# [Given problem]
Omit every picture while repeating the entries exactly.

# [Provided records]
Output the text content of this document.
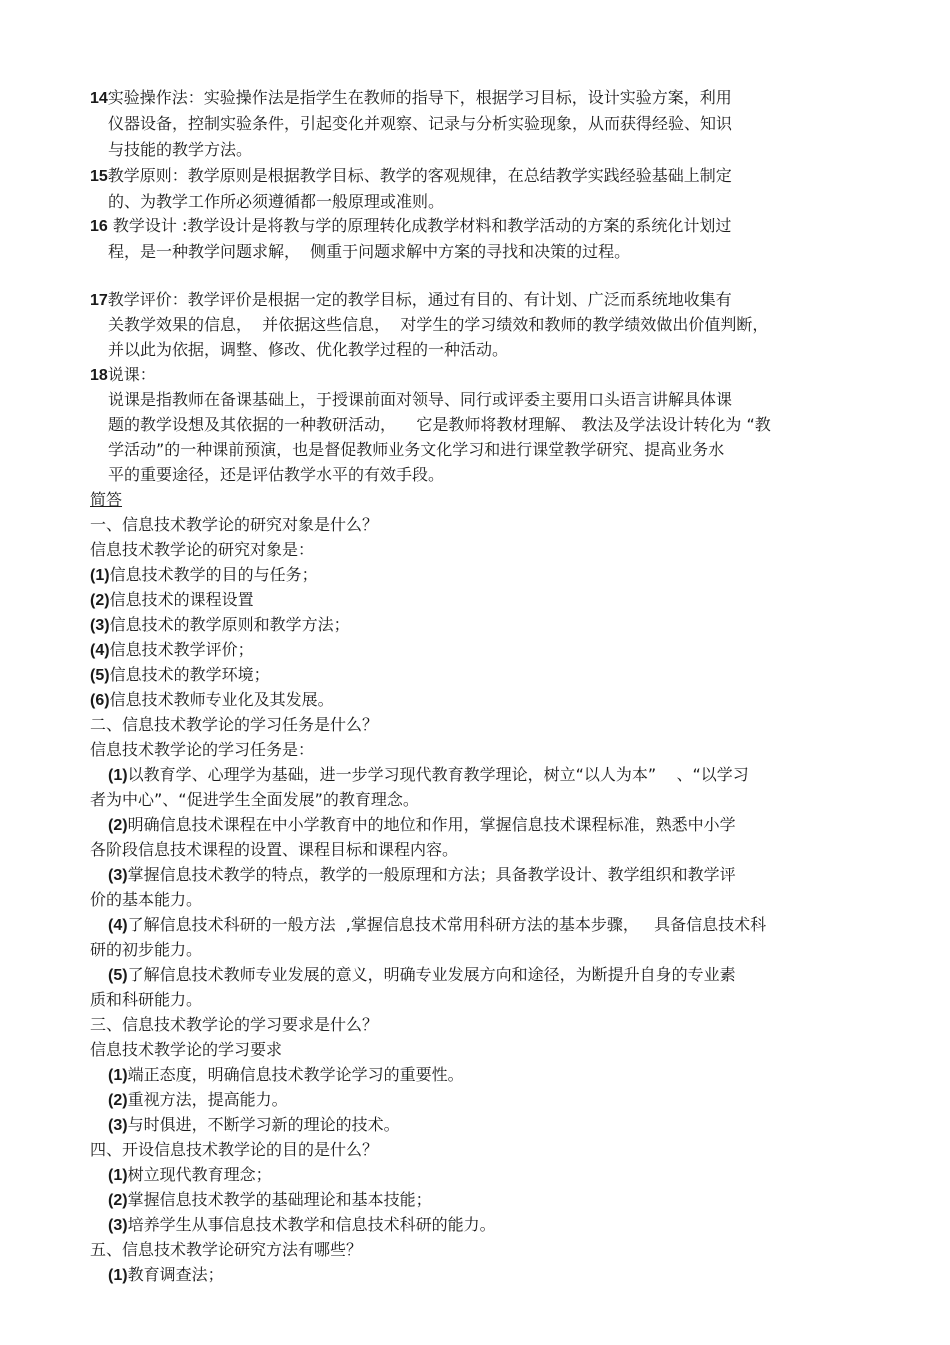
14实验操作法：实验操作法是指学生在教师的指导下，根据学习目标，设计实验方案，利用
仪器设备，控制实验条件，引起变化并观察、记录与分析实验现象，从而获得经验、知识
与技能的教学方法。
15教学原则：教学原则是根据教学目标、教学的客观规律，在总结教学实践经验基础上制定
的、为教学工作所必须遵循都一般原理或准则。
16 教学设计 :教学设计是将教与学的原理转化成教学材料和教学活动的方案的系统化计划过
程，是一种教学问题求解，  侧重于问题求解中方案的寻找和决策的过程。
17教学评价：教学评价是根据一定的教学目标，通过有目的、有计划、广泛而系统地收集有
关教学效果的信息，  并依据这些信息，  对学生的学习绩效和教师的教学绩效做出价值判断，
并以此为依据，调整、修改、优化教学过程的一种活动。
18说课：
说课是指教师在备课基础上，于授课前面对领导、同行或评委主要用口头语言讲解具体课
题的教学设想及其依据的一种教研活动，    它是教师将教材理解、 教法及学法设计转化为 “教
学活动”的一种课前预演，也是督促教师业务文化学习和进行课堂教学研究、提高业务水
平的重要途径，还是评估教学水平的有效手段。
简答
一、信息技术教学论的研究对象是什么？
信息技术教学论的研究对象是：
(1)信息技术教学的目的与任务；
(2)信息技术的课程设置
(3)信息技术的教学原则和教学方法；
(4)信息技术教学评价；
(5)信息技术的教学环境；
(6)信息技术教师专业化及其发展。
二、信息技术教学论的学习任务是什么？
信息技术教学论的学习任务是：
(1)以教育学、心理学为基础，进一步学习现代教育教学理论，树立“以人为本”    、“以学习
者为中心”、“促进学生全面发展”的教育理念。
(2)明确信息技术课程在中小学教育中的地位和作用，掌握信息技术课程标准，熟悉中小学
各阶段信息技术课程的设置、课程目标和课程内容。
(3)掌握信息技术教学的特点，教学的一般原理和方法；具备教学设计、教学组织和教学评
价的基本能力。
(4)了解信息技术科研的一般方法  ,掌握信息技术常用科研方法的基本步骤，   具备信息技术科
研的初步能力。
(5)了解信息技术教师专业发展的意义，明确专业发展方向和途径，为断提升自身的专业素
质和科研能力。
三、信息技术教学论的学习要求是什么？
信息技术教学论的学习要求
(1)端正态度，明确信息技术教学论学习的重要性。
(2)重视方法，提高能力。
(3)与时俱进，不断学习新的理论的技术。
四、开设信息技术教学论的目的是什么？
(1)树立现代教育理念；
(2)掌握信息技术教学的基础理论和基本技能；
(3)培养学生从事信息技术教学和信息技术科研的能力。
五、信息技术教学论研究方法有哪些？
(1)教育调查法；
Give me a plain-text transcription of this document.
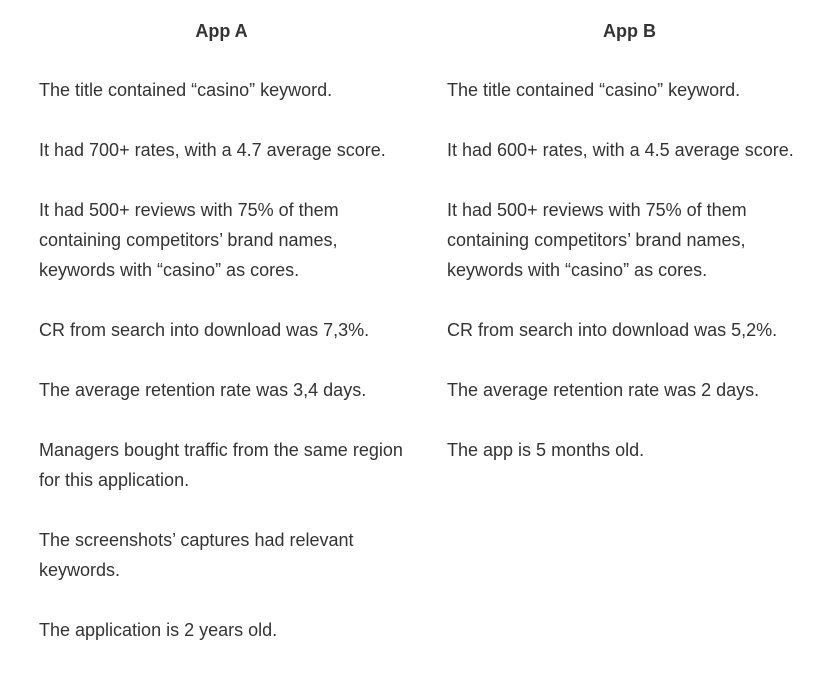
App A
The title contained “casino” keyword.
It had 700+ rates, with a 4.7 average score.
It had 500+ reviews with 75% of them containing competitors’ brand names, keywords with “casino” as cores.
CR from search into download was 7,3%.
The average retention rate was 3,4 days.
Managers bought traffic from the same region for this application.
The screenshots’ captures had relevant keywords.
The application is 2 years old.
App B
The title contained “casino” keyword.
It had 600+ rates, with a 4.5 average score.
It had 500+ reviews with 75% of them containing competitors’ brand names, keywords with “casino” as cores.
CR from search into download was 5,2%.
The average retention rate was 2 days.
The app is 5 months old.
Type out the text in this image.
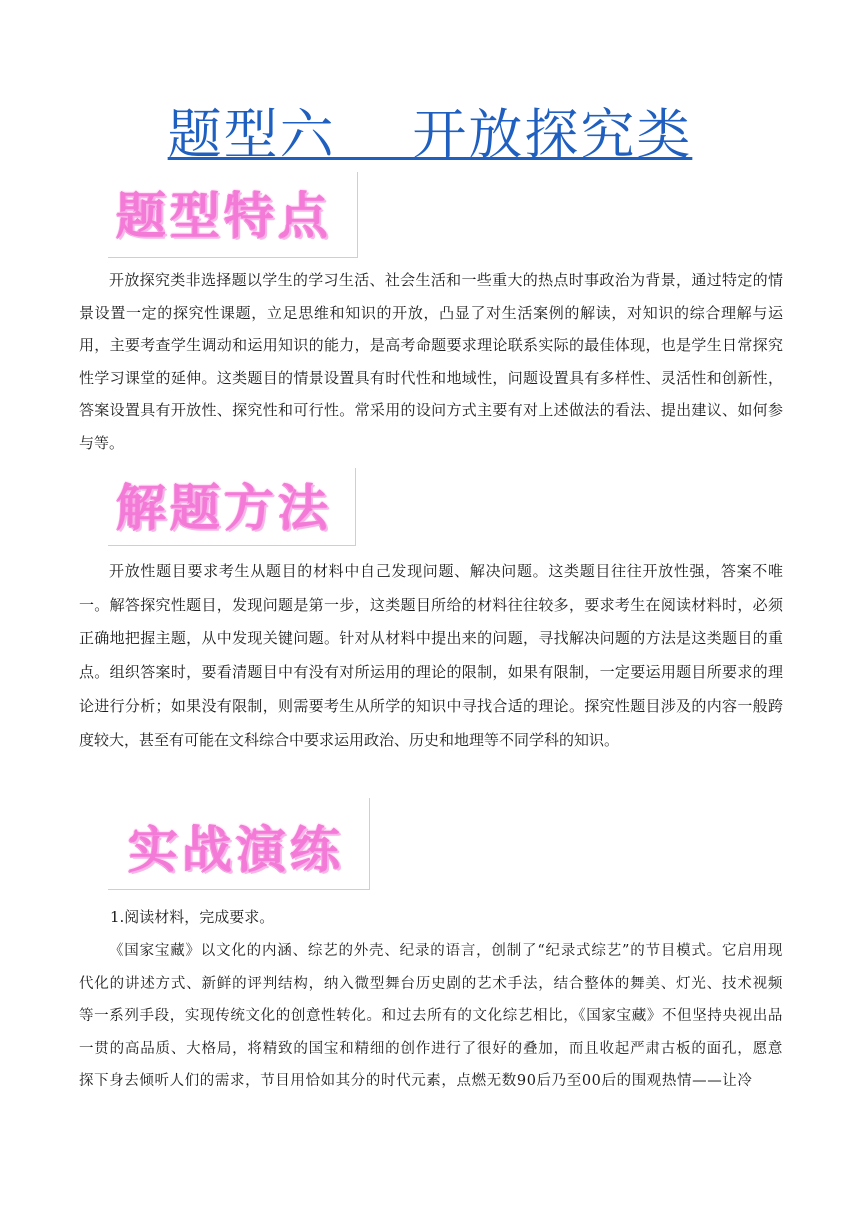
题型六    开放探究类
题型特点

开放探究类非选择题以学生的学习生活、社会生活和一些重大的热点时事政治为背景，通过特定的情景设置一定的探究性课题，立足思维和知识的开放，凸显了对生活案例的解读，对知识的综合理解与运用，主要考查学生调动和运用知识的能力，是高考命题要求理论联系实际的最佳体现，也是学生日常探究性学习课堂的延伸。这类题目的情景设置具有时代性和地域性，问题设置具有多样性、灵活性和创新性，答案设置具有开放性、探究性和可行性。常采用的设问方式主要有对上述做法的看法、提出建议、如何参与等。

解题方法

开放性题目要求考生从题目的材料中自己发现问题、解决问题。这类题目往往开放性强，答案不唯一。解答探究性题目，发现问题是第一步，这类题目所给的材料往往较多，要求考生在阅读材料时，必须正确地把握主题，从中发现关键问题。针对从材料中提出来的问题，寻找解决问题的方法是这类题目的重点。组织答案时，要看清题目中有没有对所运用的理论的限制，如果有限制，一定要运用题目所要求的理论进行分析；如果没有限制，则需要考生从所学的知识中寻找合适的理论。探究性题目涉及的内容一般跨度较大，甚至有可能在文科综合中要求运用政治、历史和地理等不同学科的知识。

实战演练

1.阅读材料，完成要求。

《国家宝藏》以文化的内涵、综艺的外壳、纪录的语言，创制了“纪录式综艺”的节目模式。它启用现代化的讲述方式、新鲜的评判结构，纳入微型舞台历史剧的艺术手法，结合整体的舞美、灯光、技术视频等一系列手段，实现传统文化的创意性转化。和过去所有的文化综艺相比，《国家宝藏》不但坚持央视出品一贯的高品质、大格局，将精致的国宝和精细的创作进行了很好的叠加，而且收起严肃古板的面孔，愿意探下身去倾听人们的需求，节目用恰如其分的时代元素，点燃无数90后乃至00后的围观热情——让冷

# [Output below]
Output the text content of this document.
14实验操作法：实验操作法是指学生在教师的指导下，根据学习目标，设计实验方案，利用
仪器设备，控制实验条件，引起变化并观察、记录与分析实验现象，从而获得经验、知识
与技能的教学方法。
15教学原则：教学原则是根据教学目标、教学的客观规律，在总结教学实践经验基础上制定
的、为教学工作所必须遵循都一般原理或准则。
16 教学设计 :教学设计是将教与学的原理转化成教学材料和教学活动的方案的系统化计划过
程，是一种教学问题求解，  侧重于问题求解中方案的寻找和决策的过程。
17教学评价：教学评价是根据一定的教学目标，通过有目的、有计划、广泛而系统地收集有
关教学效果的信息，  并依据这些信息，  对学生的学习绩效和教师的教学绩效做出价值判断，
并以此为依据，调整、修改、优化教学过程的一种活动。
18说课：
说课是指教师在备课基础上，于授课前面对领导、同行或评委主要用口头语言讲解具体课
题的教学设想及其依据的一种教研活动，    它是教师将教材理解、 教法及学法设计转化为 “教
学活动”的一种课前预演，也是督促教师业务文化学习和进行课堂教学研究、提高业务水
平的重要途径，还是评估教学水平的有效手段。
简答
一、信息技术教学论的研究对象是什么？
信息技术教学论的研究对象是：
(1)信息技术教学的目的与任务；
(2)信息技术的课程设置
(3)信息技术的教学原则和教学方法；
(4)信息技术教学评价；
(5)信息技术的教学环境；
(6)信息技术教师专业化及其发展。
二、信息技术教学论的学习任务是什么？
信息技术教学论的学习任务是：
(1)以教育学、心理学为基础，进一步学习现代教育教学理论，树立“以人为本”    、“以学习
者为中心”、“促进学生全面发展”的教育理念。
(2)明确信息技术课程在中小学教育中的地位和作用，掌握信息技术课程标准，熟悉中小学
各阶段信息技术课程的设置、课程目标和课程内容。
(3)掌握信息技术教学的特点，教学的一般原理和方法；具备教学设计、教学组织和教学评
价的基本能力。
(4)了解信息技术科研的一般方法  ,掌握信息技术常用科研方法的基本步骤，   具备信息技术科
研的初步能力。
(5)了解信息技术教师专业发展的意义，明确专业发展方向和途径，为断提升自身的专业素
质和科研能力。
三、信息技术教学论的学习要求是什么？
信息技术教学论的学习要求
(1)端正态度，明确信息技术教学论学习的重要性。
(2)重视方法，提高能力。
(3)与时俱进，不断学习新的理论的技术。
四、开设信息技术教学论的目的是什么？
(1)树立现代教育理念；
(2)掌握信息技术教学的基础理论和基本技能；
(3)培养学生从事信息技术教学和信息技术科研的能力。
五、信息技术教学论研究方法有哪些？
(1)教育调查法；
Give me a plain-text transcription of this document.
App A
The title contained “casino” keyword.
It had 700+ rates, with a 4.7 average score.
It had 500+ reviews with 75% of them containing competitors’ brand names, keywords with “casino” as cores.
CR from search into download was 7,3%.
The average retention rate was 3,4 days.
Managers bought traffic from the same region for this application.
The screenshots’ captures had relevant keywords.
The application is 2 years old.
App B
The title contained “casino” keyword.
It had 600+ rates, with a 4.5 average score.
It had 500+ reviews with 75% of them containing competitors’ brand names, keywords with “casino” as cores.
CR from search into download was 5,2%.
The average retention rate was 2 days.
The app is 5 months old.
Type out the text in this image.
题型六    开放探究类
题型特点

开放探究类非选择题以学生的学习生活、社会生活和一些重大的热点时事政治为背景，通过特定的情景设置一定的探究性课题，立足思维和知识的开放，凸显了对生活案例的解读，对知识的综合理解与运用，主要考查学生调动和运用知识的能力，是高考命题要求理论联系实际的最佳体现，也是学生日常探究性学习课堂的延伸。这类题目的情景设置具有时代性和地域性，问题设置具有多样性、灵活性和创新性，答案设置具有开放性、探究性和可行性。常采用的设问方式主要有对上述做法的看法、提出建议、如何参与等。

解题方法

开放性题目要求考生从题目的材料中自己发现问题、解决问题。这类题目往往开放性强，答案不唯一。解答探究性题目，发现问题是第一步，这类题目所给的材料往往较多，要求考生在阅读材料时，必须正确地把握主题，从中发现关键问题。针对从材料中提出来的问题，寻找解决问题的方法是这类题目的重点。组织答案时，要看清题目中有没有对所运用的理论的限制，如果有限制，一定要运用题目所要求的理论进行分析；如果没有限制，则需要考生从所学的知识中寻找合适的理论。探究性题目涉及的内容一般跨度较大，甚至有可能在文科综合中要求运用政治、历史和地理等不同学科的知识。

实战演练

1.阅读材料，完成要求。

《国家宝藏》以文化的内涵、综艺的外壳、纪录的语言，创制了“纪录式综艺”的节目模式。它启用现代化的讲述方式、新鲜的评判结构，纳入微型舞台历史剧的艺术手法，结合整体的舞美、灯光、技术视频等一系列手段，实现传统文化的创意性转化。和过去所有的文化综艺相比，《国家宝藏》不但坚持央视出品一贯的高品质、大格局，将精致的国宝和精细的创作进行了很好的叠加，而且收起严肃古板的面孔，愿意探下身去倾听人们的需求，节目用恰如其分的时代元素，点燃无数90后乃至00后的围观热情——让冷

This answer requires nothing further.